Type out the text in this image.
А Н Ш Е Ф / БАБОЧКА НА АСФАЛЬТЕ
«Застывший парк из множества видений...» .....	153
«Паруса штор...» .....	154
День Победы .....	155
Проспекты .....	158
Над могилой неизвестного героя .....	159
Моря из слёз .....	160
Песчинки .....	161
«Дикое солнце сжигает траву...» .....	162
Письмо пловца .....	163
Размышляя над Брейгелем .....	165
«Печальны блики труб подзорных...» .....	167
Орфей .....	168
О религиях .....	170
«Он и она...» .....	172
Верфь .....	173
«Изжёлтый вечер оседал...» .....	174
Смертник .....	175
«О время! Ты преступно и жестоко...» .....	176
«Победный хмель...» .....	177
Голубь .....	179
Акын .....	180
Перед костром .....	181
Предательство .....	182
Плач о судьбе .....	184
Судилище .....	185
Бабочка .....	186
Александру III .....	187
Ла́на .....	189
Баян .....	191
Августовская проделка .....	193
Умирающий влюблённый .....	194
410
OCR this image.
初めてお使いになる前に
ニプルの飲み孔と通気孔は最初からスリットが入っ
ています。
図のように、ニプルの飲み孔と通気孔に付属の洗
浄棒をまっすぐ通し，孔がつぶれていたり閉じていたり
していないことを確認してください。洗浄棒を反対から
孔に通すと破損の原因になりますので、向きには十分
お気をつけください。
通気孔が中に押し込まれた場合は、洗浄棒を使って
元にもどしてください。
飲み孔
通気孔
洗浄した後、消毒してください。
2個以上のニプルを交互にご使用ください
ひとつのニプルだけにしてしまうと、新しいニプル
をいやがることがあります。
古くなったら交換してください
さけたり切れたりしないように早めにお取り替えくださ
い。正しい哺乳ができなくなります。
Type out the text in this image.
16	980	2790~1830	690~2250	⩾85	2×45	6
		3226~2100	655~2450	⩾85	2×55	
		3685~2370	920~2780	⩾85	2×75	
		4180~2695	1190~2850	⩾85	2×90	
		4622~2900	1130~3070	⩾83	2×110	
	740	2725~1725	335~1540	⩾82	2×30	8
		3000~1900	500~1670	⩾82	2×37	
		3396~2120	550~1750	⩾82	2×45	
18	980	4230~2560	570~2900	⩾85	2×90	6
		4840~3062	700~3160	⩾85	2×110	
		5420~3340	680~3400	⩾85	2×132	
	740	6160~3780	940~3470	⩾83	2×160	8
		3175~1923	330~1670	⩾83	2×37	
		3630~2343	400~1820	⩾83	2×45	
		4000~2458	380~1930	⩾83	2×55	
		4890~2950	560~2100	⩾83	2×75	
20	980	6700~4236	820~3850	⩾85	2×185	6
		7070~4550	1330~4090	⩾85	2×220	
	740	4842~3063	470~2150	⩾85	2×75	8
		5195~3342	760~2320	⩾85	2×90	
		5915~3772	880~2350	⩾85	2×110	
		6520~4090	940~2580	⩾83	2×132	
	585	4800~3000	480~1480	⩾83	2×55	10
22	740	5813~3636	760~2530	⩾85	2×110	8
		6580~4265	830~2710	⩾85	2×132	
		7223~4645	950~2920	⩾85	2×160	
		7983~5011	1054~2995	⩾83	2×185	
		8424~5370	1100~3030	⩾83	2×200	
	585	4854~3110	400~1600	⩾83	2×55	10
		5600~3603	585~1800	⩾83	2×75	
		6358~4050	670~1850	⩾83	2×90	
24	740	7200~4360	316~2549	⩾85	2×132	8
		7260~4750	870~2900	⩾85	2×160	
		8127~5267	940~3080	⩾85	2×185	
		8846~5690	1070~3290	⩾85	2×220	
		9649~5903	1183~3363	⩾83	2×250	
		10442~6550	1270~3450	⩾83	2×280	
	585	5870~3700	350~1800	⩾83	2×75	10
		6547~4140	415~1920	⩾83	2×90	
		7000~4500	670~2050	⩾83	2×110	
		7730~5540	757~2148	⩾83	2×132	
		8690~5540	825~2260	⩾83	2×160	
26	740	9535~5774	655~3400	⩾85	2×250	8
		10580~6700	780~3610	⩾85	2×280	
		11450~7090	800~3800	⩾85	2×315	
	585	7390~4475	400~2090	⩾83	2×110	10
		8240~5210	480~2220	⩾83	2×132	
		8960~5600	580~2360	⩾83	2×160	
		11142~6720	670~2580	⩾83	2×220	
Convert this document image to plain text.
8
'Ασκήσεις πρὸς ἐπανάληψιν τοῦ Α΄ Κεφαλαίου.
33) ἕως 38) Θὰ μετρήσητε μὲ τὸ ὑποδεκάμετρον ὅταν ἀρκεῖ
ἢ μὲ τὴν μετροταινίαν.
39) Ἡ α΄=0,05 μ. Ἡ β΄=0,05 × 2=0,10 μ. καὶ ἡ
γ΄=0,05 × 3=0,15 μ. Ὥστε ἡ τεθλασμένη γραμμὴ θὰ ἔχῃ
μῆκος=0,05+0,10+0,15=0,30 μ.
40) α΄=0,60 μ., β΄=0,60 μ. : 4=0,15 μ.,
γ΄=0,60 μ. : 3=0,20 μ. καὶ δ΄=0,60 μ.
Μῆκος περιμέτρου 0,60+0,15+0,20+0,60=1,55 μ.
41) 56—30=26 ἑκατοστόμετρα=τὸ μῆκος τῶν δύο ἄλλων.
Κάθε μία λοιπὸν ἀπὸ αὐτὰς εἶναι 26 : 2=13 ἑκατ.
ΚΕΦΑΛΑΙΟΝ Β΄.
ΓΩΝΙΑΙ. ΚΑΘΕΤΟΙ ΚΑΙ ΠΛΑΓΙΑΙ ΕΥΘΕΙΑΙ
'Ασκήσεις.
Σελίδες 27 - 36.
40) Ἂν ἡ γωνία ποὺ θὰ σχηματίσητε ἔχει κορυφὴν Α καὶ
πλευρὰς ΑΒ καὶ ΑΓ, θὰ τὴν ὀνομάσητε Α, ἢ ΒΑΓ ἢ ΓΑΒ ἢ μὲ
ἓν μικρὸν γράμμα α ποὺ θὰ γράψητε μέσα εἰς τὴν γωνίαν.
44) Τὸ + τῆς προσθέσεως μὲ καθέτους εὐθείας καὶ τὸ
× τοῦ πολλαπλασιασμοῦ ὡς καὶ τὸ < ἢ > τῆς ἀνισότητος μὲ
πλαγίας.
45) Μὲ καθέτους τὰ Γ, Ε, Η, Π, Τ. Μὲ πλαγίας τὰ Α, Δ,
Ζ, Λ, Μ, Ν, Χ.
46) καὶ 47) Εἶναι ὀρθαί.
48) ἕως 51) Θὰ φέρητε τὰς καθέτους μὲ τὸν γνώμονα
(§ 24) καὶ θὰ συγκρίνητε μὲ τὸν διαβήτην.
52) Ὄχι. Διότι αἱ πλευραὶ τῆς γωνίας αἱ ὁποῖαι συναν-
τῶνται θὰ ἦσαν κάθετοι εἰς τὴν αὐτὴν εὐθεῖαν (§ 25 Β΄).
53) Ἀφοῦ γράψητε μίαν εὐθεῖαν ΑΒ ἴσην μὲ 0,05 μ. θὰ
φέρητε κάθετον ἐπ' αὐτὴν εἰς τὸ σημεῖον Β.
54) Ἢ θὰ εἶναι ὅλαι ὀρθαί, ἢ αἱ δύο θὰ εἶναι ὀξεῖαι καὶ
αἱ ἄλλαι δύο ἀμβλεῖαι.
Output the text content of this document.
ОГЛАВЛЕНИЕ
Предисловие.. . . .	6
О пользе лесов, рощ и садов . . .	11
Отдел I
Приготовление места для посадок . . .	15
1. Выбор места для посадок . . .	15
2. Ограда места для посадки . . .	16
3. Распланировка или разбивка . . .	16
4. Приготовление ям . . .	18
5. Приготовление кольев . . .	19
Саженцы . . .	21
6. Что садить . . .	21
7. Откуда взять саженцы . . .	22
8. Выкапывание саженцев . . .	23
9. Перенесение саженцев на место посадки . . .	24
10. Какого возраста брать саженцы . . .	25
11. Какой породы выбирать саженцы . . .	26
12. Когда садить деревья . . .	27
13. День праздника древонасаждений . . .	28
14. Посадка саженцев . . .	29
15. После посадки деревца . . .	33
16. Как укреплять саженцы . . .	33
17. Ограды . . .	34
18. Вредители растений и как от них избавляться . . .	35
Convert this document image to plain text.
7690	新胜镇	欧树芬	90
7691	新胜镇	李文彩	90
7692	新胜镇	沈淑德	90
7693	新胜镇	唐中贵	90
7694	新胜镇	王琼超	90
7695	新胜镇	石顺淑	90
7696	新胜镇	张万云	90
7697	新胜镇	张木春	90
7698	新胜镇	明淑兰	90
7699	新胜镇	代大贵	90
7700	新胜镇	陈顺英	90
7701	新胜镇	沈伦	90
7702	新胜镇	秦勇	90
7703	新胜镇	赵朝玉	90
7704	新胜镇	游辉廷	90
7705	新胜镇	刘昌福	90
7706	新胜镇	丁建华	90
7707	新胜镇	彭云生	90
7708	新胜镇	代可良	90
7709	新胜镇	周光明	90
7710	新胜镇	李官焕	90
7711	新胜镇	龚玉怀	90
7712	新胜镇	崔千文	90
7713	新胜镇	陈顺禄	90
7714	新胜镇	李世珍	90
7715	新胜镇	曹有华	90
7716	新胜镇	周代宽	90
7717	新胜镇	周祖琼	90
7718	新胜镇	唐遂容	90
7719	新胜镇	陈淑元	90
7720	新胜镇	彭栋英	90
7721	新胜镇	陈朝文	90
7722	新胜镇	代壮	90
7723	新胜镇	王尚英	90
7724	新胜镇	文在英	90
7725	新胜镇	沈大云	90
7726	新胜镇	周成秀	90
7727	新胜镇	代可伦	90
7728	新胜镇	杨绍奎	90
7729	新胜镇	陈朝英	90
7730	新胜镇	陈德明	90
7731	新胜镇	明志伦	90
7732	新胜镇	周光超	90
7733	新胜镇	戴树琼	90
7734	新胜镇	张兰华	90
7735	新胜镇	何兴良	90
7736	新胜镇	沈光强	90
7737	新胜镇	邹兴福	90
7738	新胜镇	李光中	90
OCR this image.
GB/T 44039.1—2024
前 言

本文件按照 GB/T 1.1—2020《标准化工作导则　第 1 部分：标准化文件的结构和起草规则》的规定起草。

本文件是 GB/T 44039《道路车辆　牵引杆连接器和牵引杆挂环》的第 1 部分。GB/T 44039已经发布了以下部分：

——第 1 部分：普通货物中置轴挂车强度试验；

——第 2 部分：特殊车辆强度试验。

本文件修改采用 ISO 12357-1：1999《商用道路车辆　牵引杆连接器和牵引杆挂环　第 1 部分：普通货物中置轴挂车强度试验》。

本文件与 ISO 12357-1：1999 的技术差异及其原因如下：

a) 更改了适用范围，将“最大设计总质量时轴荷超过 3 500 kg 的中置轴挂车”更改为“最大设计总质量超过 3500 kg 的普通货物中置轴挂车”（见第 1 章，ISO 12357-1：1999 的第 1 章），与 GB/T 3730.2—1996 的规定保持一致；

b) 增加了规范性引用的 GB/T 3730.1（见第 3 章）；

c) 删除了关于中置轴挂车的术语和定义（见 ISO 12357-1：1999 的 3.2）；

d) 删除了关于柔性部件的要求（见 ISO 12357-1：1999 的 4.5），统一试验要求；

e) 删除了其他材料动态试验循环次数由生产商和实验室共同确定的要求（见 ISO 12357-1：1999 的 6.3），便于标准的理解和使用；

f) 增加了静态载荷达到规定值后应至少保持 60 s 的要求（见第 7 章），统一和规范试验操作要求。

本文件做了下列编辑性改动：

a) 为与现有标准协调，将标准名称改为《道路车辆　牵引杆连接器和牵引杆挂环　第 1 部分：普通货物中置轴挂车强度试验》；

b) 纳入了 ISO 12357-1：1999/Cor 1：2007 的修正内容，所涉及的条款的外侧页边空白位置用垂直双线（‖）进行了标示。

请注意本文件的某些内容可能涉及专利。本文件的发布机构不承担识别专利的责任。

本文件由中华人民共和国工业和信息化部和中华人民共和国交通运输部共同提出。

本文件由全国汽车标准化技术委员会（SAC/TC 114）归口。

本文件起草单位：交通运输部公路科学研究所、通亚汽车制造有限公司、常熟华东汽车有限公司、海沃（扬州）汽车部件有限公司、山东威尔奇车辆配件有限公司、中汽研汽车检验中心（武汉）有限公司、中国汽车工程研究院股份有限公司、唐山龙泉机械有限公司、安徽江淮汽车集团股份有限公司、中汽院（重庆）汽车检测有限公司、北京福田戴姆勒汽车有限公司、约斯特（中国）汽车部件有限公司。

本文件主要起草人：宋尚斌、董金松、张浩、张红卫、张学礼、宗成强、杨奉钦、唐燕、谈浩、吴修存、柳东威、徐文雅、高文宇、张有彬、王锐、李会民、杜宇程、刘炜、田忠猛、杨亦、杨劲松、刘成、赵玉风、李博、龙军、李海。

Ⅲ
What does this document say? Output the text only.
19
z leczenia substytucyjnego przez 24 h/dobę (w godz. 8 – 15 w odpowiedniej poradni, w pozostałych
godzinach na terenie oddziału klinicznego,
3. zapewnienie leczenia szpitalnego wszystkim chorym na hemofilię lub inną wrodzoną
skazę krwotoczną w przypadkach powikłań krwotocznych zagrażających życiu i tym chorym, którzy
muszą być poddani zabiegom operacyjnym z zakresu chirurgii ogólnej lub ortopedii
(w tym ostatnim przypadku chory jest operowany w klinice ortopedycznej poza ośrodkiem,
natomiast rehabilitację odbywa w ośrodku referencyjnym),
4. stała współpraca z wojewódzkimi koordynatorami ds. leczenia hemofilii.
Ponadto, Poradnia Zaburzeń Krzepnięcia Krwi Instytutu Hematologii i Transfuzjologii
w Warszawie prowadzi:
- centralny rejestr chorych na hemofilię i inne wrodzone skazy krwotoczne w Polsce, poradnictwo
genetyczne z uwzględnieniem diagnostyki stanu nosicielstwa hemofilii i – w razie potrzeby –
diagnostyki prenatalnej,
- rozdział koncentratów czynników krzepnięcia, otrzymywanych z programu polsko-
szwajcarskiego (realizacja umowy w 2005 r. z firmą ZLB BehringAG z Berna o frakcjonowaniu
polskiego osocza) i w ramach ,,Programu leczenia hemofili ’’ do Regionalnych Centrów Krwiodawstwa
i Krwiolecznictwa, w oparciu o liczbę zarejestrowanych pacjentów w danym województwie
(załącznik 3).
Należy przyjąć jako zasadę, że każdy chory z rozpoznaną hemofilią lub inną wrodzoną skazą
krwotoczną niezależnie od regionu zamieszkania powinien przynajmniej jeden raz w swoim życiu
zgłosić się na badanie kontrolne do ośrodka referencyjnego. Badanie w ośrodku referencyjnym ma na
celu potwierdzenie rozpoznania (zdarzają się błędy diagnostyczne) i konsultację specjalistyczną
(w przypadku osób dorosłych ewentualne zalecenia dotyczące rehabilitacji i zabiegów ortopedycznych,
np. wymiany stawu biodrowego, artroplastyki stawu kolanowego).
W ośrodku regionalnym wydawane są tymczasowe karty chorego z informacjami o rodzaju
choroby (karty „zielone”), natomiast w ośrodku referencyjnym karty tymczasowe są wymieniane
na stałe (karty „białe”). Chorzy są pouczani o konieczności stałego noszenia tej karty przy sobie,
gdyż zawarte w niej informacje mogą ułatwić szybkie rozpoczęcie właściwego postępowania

**TASK PROMPT**
Return each line among the entries that holds the word "γράψητε".

**EXPECTED ANSWER**
ἓν μικρὸν γράμμα α ποὺ θὰ γράψητε μέσα εἰς τὴν γωνίαν.
53) Ἀφοῦ γράψητε μίαν εὐθεῖαν ΑΒ ἴσην μὲ 0,05 μ. θὰ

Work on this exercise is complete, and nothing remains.